=== What you need to do ===
Images are not part of the copy; write out the rest of the data exactly as given.

=== Extracted records ===
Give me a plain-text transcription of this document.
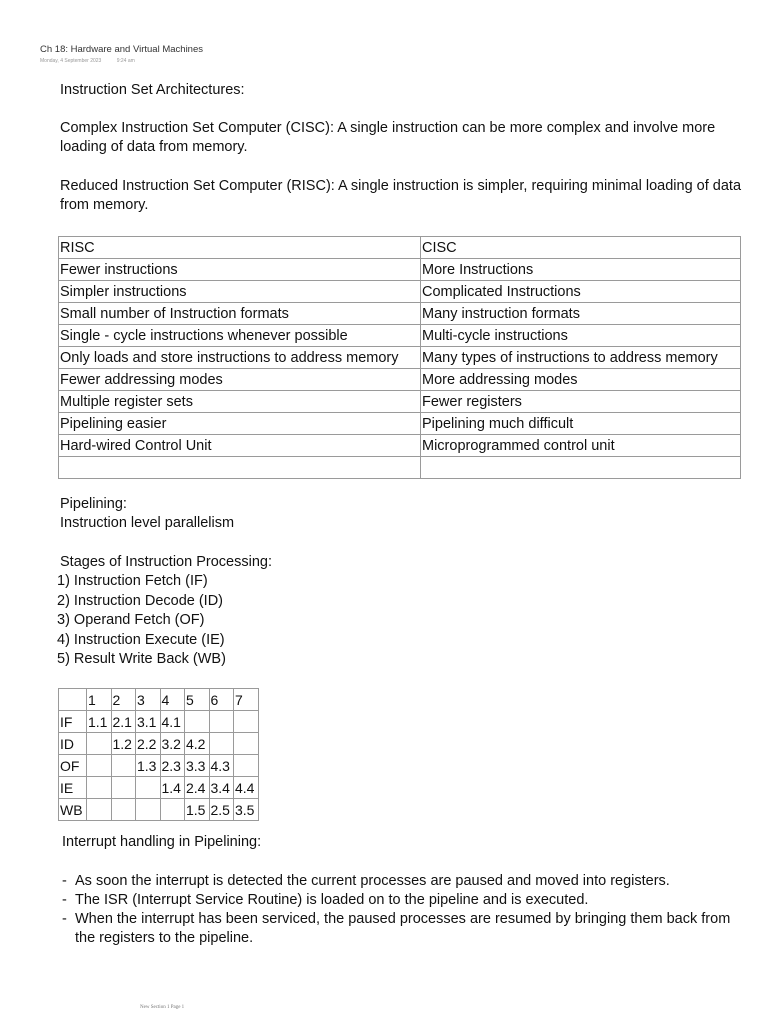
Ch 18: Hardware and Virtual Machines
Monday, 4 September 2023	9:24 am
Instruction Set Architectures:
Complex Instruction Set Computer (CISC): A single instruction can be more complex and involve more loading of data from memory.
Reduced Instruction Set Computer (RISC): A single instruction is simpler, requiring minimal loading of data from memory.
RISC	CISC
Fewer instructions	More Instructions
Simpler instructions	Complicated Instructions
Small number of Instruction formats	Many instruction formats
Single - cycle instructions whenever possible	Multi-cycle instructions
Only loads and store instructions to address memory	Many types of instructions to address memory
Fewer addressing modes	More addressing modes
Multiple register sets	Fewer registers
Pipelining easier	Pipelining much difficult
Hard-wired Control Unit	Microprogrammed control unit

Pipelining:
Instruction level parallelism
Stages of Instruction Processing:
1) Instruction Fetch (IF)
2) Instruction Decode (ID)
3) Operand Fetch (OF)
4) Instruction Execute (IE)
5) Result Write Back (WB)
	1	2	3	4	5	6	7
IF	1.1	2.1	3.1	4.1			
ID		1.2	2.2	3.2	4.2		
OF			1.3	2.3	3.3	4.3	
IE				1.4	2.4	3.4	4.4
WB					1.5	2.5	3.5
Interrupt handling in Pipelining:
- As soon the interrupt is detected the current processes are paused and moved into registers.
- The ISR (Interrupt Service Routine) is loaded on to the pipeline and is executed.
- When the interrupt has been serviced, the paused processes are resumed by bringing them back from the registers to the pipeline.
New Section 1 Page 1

=== Response to the exercise ===
Give me a plain-text transcription of this document.
Ch 18: Hardware and Virtual Machines
Monday, 4 September 2023	9:24 am
Instruction Set Architectures:
Complex Instruction Set Computer (CISC): A single instruction can be more complex and involve more loading of data from memory.
Reduced Instruction Set Computer (RISC): A single instruction is simpler, requiring minimal loading of data from memory.
RISC	CISC
Fewer instructions	More Instructions
Simpler instructions	Complicated Instructions
Small number of Instruction formats	Many instruction formats
Single - cycle instructions whenever possible	Multi-cycle instructions
Only loads and store instructions to address memory	Many types of instructions to address memory
Fewer addressing modes	More addressing modes
Multiple register sets	Fewer registers
Pipelining easier	Pipelining much difficult
Hard-wired Control Unit	Microprogrammed control unit

Pipelining:
Instruction level parallelism
Stages of Instruction Processing:
1) Instruction Fetch (IF)
2) Instruction Decode (ID)
3) Operand Fetch (OF)
4) Instruction Execute (IE)
5) Result Write Back (WB)
	1	2	3	4	5	6	7
IF	1.1	2.1	3.1	4.1			
ID		1.2	2.2	3.2	4.2		
OF			1.3	2.3	3.3	4.3	
IE				1.4	2.4	3.4	4.4
WB					1.5	2.5	3.5
Interrupt handling in Pipelining:
- As soon the interrupt is detected the current processes are paused and moved into registers.
- The ISR (Interrupt Service Routine) is loaded on to the pipeline and is executed.
- When the interrupt has been serviced, the paused processes are resumed by bringing them back from the registers to the pipeline.
New Section 1 Page 1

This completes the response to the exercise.